### What you need to do
Below are some records. Copy every line in them that holds "Create".

:: Material ::

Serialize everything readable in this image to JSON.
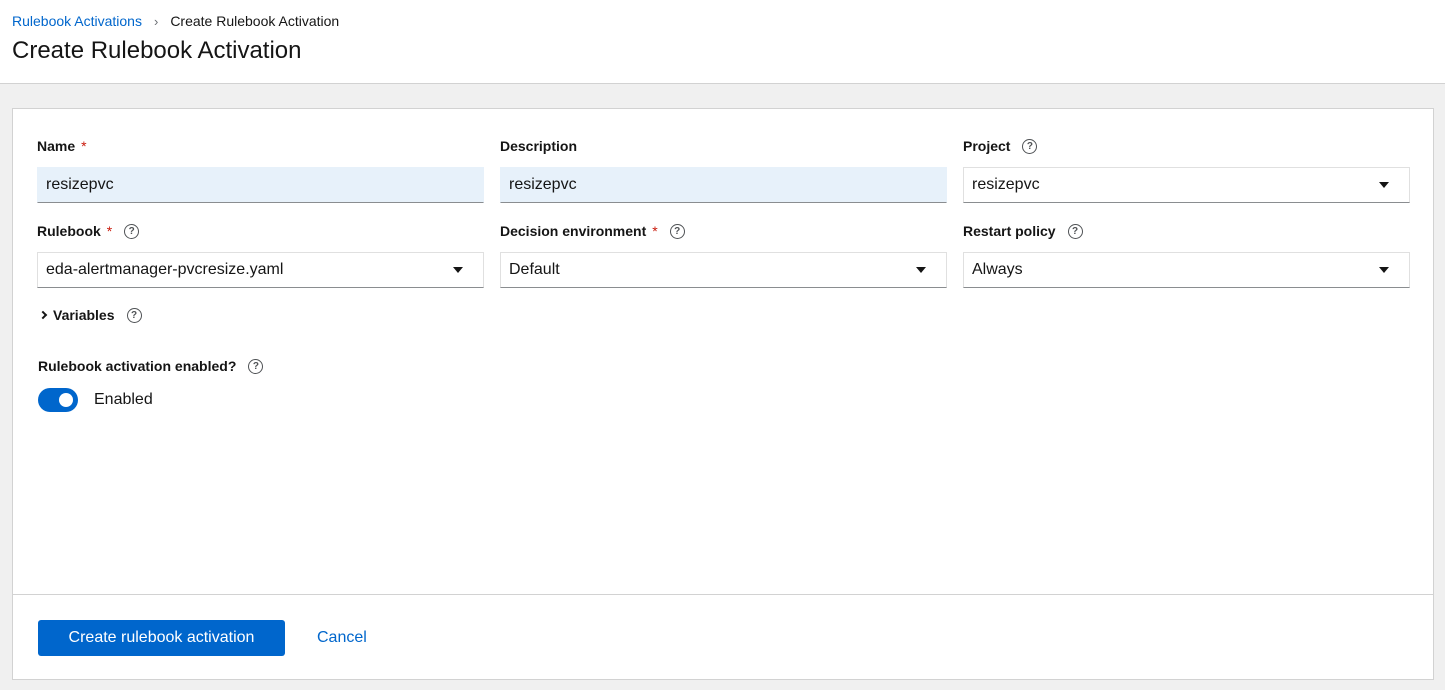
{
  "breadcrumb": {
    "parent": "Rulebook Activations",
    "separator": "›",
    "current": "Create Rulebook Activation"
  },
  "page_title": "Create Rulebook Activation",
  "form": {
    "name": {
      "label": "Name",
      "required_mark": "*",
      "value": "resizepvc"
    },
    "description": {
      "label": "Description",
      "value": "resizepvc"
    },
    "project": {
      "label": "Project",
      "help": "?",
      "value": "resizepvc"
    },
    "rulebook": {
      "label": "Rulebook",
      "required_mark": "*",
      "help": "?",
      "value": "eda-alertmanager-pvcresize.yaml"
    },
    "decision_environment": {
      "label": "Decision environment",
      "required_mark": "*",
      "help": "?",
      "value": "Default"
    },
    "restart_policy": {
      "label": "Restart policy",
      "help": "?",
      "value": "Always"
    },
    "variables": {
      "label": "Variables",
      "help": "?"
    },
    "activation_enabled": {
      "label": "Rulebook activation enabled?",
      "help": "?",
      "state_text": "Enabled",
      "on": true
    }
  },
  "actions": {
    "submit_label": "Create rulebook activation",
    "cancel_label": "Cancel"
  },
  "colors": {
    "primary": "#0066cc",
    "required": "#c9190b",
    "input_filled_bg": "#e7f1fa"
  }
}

:::

### Solution for this task
    "current": "Create Rulebook Activation"
  "page_title": "Create Rulebook Activation",
    "submit_label": "Create rulebook activation",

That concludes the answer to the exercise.